- **Written task**
Give the number of lines in the listing below that include the word "wydruków", with nothing more.

(Stored dataset items)
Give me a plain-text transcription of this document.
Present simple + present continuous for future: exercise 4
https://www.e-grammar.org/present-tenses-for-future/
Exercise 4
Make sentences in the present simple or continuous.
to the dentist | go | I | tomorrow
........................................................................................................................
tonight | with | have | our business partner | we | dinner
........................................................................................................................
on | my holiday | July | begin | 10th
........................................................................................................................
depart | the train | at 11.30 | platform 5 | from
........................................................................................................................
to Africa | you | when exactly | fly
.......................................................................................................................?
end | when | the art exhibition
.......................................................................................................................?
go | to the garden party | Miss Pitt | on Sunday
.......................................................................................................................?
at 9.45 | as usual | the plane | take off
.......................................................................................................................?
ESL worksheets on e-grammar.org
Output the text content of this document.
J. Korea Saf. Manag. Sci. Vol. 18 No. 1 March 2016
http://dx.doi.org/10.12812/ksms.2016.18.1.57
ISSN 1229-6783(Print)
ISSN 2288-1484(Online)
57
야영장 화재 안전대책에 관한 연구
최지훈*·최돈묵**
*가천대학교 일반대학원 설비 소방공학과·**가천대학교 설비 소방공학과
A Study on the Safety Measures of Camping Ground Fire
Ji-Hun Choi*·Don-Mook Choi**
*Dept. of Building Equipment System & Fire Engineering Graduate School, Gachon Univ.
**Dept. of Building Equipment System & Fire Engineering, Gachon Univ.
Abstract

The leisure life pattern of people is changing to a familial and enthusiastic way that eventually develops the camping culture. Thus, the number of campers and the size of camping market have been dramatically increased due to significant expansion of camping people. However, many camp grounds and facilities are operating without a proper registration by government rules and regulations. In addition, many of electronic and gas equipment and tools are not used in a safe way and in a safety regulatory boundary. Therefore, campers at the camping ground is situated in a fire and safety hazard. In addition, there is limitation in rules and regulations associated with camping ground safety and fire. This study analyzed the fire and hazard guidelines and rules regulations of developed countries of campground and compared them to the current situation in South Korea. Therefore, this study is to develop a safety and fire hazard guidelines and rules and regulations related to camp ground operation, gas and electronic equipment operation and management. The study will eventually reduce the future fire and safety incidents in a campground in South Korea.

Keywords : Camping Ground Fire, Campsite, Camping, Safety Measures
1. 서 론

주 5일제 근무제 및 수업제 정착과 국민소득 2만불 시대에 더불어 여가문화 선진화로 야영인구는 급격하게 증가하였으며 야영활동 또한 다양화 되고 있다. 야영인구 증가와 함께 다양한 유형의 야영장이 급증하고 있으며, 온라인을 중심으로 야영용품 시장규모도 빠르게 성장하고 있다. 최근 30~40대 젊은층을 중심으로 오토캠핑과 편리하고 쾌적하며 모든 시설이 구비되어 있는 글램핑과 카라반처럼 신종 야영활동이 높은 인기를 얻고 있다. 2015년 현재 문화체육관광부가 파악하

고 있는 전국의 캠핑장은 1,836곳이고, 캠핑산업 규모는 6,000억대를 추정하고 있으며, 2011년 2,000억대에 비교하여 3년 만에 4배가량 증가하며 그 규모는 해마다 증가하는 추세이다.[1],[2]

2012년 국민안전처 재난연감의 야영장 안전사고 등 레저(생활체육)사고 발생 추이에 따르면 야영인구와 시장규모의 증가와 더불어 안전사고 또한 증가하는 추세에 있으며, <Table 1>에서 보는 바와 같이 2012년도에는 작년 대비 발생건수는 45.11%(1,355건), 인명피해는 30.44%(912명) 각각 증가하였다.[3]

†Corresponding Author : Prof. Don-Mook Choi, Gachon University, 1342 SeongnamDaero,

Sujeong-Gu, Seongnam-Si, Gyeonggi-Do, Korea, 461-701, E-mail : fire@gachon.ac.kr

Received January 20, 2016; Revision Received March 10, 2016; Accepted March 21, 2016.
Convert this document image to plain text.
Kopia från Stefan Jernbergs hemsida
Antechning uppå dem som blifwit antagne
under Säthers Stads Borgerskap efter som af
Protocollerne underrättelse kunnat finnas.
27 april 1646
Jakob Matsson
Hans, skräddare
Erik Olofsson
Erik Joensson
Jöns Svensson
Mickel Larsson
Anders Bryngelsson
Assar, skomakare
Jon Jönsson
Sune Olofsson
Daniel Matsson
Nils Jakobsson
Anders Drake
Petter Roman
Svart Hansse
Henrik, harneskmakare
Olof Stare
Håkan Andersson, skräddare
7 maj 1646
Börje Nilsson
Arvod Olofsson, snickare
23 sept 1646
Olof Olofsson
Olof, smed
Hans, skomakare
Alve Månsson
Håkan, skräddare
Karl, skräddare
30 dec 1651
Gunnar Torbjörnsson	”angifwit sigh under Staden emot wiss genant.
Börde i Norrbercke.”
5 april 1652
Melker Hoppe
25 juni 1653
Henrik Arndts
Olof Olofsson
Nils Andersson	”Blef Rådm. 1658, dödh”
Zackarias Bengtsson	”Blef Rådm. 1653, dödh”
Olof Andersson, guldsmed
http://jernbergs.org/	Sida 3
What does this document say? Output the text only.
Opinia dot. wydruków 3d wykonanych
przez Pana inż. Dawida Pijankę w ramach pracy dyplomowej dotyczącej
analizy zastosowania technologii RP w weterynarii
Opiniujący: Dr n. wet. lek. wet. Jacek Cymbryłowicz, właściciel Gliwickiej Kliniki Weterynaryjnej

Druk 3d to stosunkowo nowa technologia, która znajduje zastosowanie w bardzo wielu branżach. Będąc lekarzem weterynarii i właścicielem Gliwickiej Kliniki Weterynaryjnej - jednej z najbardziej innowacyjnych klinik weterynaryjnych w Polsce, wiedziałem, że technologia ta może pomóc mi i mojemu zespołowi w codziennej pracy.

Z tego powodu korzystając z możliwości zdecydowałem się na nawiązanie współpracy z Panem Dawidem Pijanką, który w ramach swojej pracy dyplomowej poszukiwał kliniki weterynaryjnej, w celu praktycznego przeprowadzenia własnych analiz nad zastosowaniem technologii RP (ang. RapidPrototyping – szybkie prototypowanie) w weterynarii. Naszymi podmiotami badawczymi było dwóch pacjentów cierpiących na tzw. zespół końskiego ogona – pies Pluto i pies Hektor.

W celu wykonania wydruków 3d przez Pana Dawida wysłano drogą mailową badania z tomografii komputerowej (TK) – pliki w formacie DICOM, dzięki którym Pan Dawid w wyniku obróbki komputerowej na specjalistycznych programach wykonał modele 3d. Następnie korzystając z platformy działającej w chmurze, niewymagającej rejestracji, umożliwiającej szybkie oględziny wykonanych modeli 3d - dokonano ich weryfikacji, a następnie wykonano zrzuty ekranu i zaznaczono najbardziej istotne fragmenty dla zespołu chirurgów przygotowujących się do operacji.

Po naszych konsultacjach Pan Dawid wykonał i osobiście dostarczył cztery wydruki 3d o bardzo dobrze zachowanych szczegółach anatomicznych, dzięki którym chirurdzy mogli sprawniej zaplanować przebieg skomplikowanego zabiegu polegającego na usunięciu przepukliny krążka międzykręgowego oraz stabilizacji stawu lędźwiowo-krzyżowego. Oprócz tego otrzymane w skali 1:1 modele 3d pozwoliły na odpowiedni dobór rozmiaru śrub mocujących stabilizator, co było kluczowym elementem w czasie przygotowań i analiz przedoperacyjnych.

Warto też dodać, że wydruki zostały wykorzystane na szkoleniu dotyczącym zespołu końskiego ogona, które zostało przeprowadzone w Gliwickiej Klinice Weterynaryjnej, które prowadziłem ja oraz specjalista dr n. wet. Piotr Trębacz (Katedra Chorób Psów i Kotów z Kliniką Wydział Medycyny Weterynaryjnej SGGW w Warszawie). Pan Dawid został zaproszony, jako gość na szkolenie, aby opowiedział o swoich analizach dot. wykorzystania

- **Exercise solution**
2